# That time of year again ugh!!



## fredg53 (Sep 17, 2010)

Ok here we go again. The smallies have been fun the LM decent and some great cats but I am dying for some steelies. I hate to wish away summer but I just cant wait. In a month we will all be praying for an early fall and cold rains while we sneak out to the mouths to see what is cookin even though we know it is early, I guess I just needed to vent and get some support for my addiction. Thanks for the listen. As soon as I get out of work I am going to hit the garage to organize and take inventory.
Remember KSU made a great point when the rivers come down get out there and scout to see how they have changed and check on some old favorites. It is amazing what you can learn when they are at summer lows.
Here is to a great fall!!


----------



## stak45dx1 (Jun 21, 2011)

I caught a bit of steelhead fever last week, as well... I think its was because I hadn't caught any really nice bucketmouths since about mid may, but then I went out and caught a 5 pound bass at a public lake and it kind of went away, lol. but last week I was in the basement tying some flies and getting really antsy. if I keep doing good bassin' I think I could keep the steelie fever at bay, but yea, i won't be disappointed when fall comes and the chrome moves into the rivers. its a vicious circle though, because come about February or march i start getting the itch to put away those ridiculously long rods and get on my boat with my flippin' stick and go for bass again.


----------



## phishyone1 (Jun 27, 2008)

Im ready for steel too............ Tyed a few flies myself the other day............... got me itching


----------



## ignantmike (Apr 30, 2005)

i'm ashamed to say I haven't done much fishin this summer....but, I was ready for steel when it ended


----------



## fishinnick (Feb 19, 2011)

Summer fishin's fun and all, but I'm about ready for some silver bullets.

Is it too early to start the rain dancin'? :Banane08::Banane57::Banane44:


----------



## ChromeBone (Oct 3, 2011)

This summer has been terrible fishing for me in Cbus, did pull 10 browns in from the Mad a about a month ago, I been tying some large bunny streamers here and there, waiting for this Fall, I feel its going to be a good Fall season, for football and Chrome!!!


----------



## whjr15 (Jun 16, 2005)

I just ordered a BUNCH (probably enough to last me a few years!) of fly materials... Went a little overboard, probably due to steelhead cabin fever, but oh well! Can't wait 'til they get here so I can start filling my boxes!


----------



## Patricio (Feb 2, 2007)

Looking for an early year. cold lake, lots of rain, cooler weather. a day or two of cold rain in the next week or two and theyll be lining up by labor day out east.


----------



## Fishermon (Jan 31, 2009)

Patricio said:


> Looking for an early year. cold lake, lots of rain, cooler weather. a day or two of cold rain in the next week or two and theyll be lining up by labor day out east.



True dat....


----------

▸ Set exercise: Rewrite the part of the steelhead thread that begins at the words "## ChromeBone (Oct" and stops after "football and Chrome!!!", replacing "football" with "hunting".

(Page element annotations)
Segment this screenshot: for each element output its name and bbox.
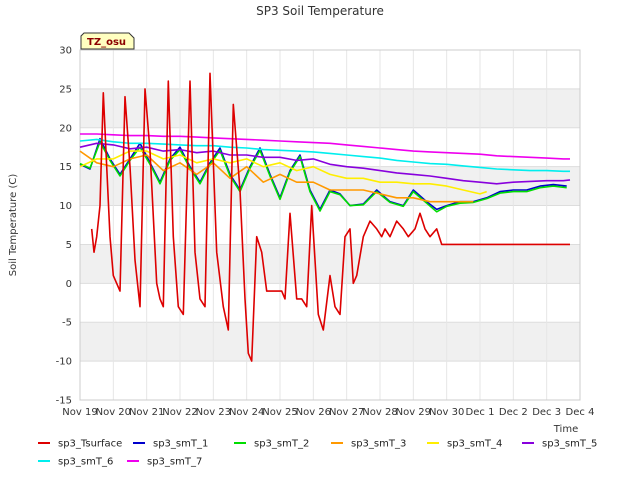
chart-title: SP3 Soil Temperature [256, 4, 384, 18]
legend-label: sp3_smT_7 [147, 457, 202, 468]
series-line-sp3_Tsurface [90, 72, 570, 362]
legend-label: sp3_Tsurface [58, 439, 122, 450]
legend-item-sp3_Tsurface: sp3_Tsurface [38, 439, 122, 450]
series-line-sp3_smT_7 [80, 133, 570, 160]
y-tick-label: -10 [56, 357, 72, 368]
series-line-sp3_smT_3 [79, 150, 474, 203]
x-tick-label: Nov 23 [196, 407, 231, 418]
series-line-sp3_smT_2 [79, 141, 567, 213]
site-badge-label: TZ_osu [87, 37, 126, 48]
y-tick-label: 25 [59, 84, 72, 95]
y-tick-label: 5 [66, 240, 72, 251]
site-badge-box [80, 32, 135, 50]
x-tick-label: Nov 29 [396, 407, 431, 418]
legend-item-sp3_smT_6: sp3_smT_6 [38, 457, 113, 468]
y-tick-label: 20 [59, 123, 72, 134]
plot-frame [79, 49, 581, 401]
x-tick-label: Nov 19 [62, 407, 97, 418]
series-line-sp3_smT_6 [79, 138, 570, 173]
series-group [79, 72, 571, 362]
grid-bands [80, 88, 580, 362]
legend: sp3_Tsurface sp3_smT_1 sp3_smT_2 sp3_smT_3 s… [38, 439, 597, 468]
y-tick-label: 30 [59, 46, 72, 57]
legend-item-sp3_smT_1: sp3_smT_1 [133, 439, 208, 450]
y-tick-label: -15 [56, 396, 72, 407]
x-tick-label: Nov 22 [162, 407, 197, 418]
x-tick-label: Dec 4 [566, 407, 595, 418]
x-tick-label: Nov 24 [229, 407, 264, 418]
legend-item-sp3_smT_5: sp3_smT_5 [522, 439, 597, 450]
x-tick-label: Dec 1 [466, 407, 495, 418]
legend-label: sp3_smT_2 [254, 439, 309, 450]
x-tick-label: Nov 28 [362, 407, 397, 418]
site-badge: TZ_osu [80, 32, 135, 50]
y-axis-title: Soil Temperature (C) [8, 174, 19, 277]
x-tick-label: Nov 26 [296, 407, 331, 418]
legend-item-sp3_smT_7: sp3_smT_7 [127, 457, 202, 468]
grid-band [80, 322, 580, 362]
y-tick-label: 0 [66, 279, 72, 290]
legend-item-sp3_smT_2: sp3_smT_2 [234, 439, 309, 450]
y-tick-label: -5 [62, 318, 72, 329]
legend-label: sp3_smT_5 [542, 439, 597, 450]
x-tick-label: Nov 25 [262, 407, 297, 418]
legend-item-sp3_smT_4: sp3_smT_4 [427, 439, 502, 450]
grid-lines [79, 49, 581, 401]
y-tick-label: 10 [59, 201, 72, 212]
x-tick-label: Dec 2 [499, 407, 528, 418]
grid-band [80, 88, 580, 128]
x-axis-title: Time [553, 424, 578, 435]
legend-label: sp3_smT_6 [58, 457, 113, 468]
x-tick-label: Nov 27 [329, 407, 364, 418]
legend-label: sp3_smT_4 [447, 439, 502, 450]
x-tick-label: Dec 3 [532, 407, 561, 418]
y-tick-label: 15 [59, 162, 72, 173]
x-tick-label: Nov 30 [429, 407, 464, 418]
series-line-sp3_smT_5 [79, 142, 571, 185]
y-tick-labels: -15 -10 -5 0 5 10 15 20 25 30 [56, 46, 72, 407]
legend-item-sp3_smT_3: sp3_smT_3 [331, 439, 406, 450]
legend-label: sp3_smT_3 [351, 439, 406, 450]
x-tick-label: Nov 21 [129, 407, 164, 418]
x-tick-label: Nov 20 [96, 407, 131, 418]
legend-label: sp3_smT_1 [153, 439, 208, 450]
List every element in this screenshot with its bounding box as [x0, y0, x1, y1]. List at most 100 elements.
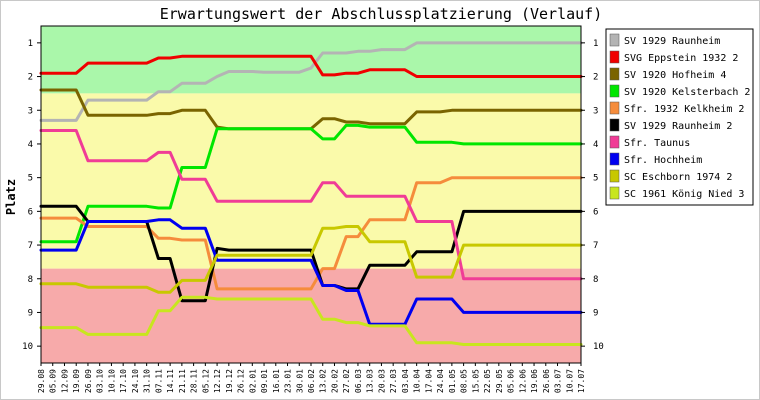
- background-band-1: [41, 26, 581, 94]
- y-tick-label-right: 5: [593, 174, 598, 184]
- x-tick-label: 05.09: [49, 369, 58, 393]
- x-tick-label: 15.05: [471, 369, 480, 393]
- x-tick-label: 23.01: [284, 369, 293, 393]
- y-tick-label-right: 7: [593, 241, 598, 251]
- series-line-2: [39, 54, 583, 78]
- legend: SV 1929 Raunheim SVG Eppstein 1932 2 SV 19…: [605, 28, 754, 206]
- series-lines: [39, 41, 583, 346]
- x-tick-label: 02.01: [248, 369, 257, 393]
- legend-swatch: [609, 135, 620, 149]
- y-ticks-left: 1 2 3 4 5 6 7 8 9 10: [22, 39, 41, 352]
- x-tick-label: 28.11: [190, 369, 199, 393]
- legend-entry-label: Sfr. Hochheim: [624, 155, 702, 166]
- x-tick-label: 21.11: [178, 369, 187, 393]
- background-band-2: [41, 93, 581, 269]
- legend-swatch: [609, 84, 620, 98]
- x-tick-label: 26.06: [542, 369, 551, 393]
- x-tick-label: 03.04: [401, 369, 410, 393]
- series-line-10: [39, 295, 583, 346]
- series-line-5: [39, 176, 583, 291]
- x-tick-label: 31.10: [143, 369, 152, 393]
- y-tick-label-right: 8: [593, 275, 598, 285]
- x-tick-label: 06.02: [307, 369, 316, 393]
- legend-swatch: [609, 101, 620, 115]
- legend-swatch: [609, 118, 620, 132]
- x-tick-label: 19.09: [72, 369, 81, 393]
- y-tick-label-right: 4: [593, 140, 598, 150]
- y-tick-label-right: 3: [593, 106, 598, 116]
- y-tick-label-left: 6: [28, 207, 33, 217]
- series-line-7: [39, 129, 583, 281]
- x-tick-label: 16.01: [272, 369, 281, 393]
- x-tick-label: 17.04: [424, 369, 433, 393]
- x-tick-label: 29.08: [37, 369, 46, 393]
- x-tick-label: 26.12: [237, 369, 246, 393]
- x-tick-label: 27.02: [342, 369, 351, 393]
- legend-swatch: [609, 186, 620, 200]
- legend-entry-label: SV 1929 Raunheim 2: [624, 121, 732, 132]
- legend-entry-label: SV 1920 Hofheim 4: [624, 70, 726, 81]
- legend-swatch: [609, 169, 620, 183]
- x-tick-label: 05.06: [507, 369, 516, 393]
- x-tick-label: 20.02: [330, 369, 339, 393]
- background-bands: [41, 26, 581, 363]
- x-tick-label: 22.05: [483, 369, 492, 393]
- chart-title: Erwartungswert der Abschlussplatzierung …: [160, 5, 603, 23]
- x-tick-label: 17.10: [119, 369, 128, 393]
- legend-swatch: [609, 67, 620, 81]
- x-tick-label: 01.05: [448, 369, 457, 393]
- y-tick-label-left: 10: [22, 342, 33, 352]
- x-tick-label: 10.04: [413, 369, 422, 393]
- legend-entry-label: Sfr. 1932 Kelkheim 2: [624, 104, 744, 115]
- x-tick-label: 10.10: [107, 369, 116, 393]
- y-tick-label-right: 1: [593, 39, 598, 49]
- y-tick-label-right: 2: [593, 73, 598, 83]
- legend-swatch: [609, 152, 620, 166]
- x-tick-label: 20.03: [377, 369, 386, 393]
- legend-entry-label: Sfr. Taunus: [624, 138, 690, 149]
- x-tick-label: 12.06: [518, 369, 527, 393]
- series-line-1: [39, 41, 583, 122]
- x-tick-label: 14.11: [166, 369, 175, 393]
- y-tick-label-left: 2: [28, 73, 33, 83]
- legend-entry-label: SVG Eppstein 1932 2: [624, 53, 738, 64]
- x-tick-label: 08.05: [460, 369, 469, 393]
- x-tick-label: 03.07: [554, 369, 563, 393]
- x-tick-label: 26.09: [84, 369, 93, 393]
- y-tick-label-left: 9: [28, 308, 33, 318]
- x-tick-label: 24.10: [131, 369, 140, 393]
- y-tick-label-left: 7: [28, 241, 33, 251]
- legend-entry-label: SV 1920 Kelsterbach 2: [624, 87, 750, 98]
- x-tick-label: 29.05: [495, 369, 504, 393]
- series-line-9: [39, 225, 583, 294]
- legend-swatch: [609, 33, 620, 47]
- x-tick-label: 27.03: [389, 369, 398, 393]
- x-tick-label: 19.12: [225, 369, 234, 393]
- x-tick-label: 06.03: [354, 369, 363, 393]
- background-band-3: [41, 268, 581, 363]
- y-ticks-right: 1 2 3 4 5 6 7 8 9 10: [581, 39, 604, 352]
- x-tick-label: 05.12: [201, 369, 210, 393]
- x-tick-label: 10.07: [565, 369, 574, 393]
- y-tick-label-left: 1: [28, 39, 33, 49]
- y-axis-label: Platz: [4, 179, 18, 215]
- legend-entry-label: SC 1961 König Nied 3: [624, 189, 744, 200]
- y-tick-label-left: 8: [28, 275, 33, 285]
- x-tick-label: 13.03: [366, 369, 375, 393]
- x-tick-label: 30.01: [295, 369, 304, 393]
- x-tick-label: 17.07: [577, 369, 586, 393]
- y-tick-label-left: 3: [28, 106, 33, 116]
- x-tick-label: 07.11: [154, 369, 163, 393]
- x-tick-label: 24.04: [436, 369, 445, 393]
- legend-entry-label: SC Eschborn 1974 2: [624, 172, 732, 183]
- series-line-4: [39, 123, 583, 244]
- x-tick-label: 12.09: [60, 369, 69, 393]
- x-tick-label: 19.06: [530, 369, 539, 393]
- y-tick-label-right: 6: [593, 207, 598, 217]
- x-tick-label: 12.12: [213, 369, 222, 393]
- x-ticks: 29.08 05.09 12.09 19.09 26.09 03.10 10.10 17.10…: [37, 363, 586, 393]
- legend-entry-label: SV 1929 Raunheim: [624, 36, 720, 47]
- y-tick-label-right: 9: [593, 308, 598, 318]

▸ Reply to the task:
## ChromeBone (Oct 3, 2011)

This summer has been terrible fishing for me in Cbus, did pull 10 browns in from the Mad a about a month ago, I been tying some large bunny streamers here and there, waiting for this Fall, I feel its going to be a good Fall season, for hunting and Chrome!!!